_WHAT IS BEING ASKED_: Collect all lines below with the string "Flowcharts".

_RECORDS PROVIDED_:
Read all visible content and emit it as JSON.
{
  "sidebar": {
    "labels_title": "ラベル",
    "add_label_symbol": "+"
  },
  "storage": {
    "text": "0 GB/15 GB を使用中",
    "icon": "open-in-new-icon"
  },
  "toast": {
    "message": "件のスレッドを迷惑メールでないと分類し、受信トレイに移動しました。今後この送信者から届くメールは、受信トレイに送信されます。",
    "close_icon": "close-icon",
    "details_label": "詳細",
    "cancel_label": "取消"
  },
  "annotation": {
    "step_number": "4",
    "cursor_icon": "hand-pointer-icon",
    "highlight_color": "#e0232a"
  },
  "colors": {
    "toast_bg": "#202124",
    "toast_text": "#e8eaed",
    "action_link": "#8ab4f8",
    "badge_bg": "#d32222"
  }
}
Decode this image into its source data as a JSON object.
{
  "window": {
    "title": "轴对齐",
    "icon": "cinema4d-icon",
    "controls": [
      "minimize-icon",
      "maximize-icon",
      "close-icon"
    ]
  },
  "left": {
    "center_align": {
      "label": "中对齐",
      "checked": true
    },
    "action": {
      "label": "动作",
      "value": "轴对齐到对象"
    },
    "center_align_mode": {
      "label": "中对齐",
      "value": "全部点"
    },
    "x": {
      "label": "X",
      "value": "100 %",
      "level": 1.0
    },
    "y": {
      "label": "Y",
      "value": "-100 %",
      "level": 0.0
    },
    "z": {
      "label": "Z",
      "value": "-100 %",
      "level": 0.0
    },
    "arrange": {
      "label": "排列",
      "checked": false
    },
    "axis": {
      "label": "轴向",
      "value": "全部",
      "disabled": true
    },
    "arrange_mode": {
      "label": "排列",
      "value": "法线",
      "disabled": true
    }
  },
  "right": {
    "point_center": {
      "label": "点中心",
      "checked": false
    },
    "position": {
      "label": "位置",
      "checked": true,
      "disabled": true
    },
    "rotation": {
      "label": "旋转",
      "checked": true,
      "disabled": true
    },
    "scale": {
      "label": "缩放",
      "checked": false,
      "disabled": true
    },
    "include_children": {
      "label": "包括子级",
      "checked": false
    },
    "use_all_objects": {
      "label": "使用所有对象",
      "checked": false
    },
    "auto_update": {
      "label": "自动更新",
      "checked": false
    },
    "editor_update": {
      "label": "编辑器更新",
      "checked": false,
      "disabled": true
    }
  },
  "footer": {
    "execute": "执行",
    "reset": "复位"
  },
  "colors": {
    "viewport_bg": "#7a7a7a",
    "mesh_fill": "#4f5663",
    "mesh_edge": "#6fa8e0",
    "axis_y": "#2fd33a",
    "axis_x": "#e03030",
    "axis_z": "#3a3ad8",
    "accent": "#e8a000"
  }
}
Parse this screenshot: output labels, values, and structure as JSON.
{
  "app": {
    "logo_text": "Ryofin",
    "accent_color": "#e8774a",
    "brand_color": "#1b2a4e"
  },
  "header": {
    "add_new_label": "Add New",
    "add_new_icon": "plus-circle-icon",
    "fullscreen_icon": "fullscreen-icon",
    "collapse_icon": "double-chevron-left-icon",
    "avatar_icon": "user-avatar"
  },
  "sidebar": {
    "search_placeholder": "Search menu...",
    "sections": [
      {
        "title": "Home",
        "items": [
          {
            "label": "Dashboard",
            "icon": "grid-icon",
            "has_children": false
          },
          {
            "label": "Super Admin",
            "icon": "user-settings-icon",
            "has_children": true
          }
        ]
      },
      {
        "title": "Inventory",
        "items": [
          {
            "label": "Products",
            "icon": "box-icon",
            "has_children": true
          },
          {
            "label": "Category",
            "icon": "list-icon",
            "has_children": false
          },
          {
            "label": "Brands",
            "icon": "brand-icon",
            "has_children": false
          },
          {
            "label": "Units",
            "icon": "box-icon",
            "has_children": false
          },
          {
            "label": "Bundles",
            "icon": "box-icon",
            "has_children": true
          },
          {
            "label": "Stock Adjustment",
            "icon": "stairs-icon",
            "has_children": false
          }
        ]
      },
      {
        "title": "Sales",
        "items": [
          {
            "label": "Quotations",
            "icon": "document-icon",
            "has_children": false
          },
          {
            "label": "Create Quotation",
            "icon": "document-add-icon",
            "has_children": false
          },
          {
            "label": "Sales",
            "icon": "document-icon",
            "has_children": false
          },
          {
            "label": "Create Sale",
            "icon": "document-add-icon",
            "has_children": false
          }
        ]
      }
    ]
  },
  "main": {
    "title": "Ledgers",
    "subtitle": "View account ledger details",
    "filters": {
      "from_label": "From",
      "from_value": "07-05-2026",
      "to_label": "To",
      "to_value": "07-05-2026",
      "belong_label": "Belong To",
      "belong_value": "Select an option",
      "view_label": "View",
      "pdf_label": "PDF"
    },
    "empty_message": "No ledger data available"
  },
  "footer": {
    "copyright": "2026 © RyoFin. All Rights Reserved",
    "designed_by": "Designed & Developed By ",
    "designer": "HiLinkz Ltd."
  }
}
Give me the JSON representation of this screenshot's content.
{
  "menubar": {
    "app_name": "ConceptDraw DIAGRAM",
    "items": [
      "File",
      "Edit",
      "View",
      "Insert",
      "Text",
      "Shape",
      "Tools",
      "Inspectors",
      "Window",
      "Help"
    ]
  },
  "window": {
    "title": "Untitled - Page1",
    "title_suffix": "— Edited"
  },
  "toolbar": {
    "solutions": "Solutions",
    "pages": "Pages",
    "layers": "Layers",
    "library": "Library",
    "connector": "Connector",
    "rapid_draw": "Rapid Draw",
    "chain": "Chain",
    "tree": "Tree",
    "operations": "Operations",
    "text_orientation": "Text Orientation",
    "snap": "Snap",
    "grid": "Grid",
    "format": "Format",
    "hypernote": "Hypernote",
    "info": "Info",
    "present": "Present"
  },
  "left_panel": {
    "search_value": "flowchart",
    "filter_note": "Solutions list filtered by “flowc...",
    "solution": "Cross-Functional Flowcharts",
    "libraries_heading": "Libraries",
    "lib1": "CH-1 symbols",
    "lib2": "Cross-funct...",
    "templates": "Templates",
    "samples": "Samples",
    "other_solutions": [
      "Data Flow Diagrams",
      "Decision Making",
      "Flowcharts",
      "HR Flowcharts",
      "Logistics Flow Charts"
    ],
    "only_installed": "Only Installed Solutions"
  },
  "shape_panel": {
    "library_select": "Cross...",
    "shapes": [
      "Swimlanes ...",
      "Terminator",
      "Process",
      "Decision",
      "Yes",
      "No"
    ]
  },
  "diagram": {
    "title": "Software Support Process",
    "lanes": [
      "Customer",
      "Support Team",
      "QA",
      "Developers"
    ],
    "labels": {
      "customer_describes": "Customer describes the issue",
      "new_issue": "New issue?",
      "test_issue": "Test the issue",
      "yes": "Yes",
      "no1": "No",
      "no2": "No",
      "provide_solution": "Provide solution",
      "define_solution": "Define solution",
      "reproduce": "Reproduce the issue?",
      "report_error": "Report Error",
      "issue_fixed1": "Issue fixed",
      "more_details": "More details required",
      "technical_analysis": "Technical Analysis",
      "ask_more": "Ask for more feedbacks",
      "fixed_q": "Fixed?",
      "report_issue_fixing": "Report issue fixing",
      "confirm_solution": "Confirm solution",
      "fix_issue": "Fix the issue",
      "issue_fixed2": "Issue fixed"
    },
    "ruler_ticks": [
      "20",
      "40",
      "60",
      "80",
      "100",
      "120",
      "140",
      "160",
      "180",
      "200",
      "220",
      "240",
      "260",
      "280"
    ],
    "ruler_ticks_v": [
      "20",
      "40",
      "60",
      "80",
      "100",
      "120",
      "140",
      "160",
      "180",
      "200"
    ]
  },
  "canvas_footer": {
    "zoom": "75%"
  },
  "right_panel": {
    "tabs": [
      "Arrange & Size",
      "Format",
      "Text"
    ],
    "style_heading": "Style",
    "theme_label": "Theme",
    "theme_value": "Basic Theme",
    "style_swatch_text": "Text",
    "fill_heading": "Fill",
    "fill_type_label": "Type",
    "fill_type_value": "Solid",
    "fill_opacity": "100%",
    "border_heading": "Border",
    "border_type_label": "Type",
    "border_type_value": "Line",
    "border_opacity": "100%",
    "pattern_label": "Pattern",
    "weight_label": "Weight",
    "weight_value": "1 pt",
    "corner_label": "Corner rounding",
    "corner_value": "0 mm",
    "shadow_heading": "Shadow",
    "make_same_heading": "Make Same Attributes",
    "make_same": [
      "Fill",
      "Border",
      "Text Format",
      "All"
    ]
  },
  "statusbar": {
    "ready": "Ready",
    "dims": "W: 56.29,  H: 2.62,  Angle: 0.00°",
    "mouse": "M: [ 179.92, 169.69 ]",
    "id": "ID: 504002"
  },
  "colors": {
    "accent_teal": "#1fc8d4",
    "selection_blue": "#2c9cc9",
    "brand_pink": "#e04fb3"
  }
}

_SOLUTION FOR THIS EXERCISE_:
    "solution": "Cross-Functional Flowcharts",
      "Flowcharts",
      "HR Flowcharts",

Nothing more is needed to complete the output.